======== GIVEN DATA

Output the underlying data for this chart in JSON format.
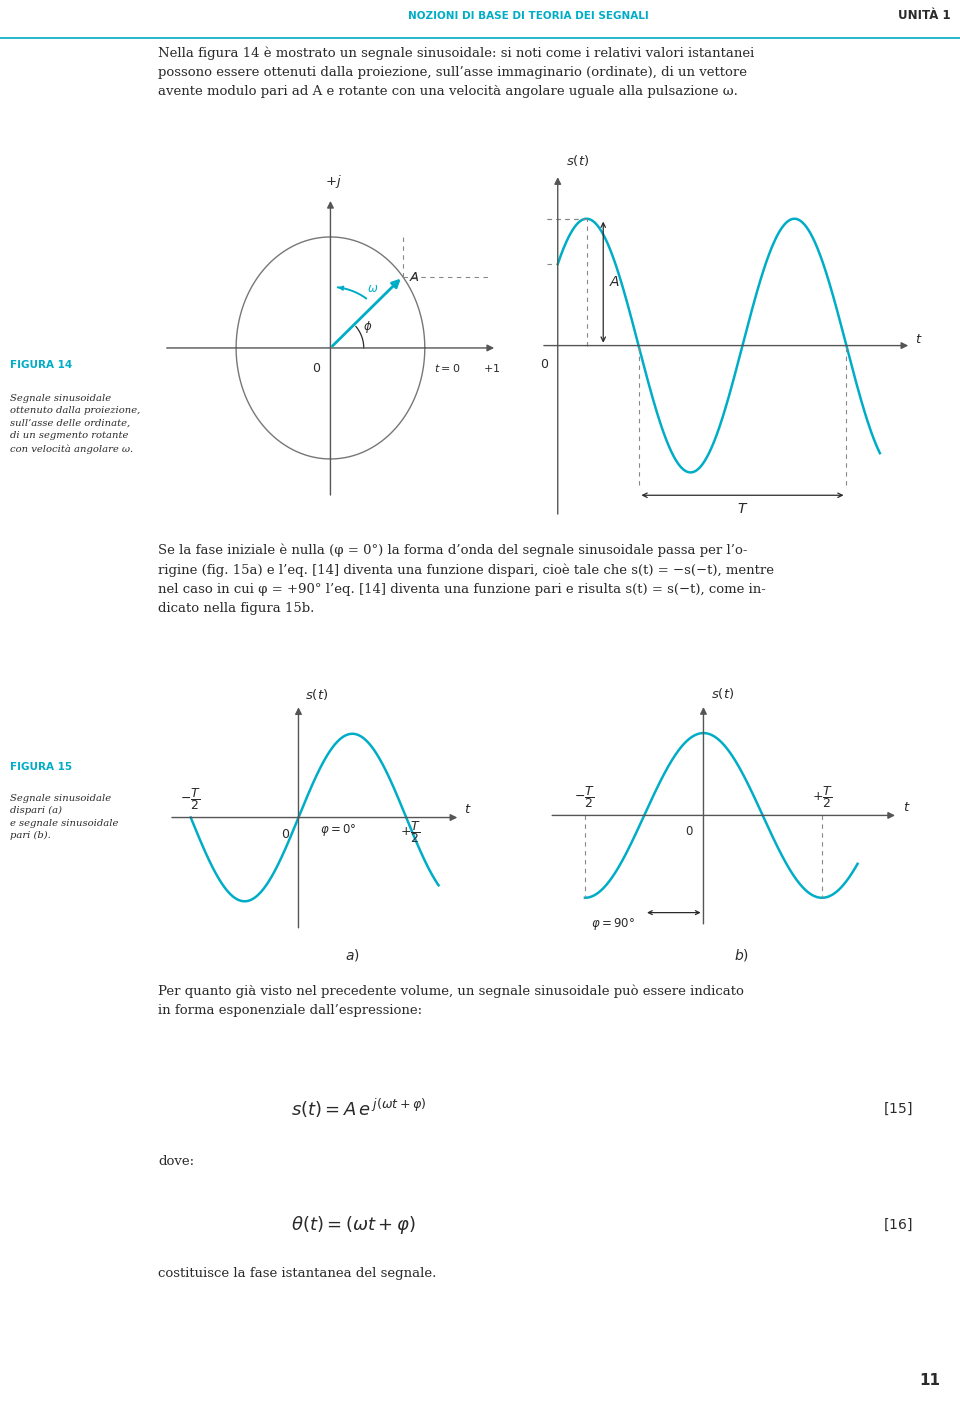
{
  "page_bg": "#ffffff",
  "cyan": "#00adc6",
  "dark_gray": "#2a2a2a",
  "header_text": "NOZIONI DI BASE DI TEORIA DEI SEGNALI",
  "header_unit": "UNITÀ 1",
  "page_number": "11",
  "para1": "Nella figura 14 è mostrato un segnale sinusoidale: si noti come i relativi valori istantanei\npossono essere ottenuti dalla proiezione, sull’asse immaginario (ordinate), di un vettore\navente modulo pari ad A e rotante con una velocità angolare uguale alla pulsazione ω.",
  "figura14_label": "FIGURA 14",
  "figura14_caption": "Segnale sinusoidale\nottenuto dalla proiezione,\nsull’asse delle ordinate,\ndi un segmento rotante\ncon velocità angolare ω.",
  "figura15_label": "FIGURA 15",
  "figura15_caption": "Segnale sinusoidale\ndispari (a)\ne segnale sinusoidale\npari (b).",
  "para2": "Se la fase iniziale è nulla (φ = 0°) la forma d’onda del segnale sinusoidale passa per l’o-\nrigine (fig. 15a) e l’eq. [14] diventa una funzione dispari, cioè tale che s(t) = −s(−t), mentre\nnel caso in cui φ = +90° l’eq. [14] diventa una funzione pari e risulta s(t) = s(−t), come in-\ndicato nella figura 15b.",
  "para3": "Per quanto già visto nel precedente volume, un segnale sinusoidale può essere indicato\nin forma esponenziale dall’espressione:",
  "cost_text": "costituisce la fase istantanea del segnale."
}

================
======== GIVEN DATA

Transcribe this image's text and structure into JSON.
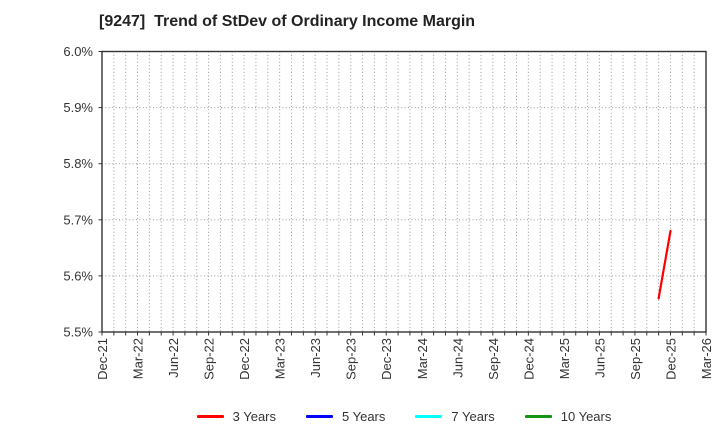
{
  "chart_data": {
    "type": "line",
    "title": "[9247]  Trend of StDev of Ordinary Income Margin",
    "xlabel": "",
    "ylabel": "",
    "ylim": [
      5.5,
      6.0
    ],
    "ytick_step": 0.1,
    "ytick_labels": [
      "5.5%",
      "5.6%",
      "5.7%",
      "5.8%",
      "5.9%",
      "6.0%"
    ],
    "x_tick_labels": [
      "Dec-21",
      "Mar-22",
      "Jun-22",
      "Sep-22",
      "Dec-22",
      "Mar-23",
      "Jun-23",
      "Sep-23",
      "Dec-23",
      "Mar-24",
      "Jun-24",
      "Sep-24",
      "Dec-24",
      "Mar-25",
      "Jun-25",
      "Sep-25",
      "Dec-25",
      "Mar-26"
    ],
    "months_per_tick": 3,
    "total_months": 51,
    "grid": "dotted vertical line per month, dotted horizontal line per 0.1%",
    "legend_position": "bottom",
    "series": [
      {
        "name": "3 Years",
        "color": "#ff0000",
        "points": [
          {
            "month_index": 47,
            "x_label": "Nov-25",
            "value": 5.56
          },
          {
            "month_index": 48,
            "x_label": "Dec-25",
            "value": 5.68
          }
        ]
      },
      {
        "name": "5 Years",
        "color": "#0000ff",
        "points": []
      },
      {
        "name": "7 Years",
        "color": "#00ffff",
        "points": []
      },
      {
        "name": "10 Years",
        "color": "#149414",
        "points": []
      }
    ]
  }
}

================
======== GIVEN DATA

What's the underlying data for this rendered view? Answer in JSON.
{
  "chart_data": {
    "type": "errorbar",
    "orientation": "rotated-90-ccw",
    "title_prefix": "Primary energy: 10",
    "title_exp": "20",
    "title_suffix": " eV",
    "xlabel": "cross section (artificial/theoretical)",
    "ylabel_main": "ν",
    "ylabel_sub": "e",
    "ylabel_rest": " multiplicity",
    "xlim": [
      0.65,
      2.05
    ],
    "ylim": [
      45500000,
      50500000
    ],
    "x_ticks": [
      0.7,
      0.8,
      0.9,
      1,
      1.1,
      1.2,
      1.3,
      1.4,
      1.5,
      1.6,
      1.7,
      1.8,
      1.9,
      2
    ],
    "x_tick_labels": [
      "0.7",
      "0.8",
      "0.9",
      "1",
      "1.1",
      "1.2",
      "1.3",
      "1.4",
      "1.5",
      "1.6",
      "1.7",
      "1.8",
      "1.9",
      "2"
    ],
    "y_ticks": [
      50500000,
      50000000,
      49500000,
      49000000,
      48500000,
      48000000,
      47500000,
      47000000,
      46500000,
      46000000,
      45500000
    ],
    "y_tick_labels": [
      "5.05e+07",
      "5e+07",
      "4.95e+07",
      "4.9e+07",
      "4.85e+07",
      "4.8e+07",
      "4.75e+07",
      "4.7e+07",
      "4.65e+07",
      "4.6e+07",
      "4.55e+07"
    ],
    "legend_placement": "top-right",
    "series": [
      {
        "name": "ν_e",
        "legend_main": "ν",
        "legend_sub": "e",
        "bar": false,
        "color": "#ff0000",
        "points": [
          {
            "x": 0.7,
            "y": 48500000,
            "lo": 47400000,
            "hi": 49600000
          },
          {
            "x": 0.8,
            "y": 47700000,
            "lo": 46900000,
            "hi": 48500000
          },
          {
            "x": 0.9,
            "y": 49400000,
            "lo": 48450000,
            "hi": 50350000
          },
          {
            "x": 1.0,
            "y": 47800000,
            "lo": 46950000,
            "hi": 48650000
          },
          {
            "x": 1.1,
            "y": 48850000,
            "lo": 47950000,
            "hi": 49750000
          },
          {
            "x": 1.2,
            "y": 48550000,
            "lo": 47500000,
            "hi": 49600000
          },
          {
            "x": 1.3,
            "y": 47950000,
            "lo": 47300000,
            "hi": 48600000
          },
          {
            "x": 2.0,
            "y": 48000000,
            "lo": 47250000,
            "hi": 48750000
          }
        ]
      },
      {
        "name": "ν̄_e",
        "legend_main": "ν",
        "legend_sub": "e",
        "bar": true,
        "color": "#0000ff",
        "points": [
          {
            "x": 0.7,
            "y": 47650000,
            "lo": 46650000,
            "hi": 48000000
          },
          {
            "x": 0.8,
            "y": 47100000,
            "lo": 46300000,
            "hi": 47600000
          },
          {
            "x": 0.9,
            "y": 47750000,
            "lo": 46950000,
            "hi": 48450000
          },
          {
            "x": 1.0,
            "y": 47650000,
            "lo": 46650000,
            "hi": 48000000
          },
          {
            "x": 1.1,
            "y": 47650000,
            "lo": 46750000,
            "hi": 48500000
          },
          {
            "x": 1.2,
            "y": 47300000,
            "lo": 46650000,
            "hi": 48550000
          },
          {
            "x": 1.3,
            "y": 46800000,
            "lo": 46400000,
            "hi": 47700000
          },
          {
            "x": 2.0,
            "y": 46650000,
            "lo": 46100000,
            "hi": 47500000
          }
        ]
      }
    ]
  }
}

================

EXERCISE DESCRIPTION:
Out of the preceding entries, pull every line containing the string "asse".

THE COMPLETED TASK:
  "para1": "Nella figura 14 è mostrato un segnale sinusoidale: si noti come i relativi valori istantanei\npossono essere ottenuti dalla proiezione, sull’asse immaginario (ordinate), di un vettore\navente modulo pari ad A e rotante con una velocità angolare uguale alla pulsazione ω.",
  "figura14_caption": "Segnale sinusoidale\nottenuto dalla proiezione,\nsull’asse delle ordinate,\ndi un segmento rotante\ncon velocità angolare ω.",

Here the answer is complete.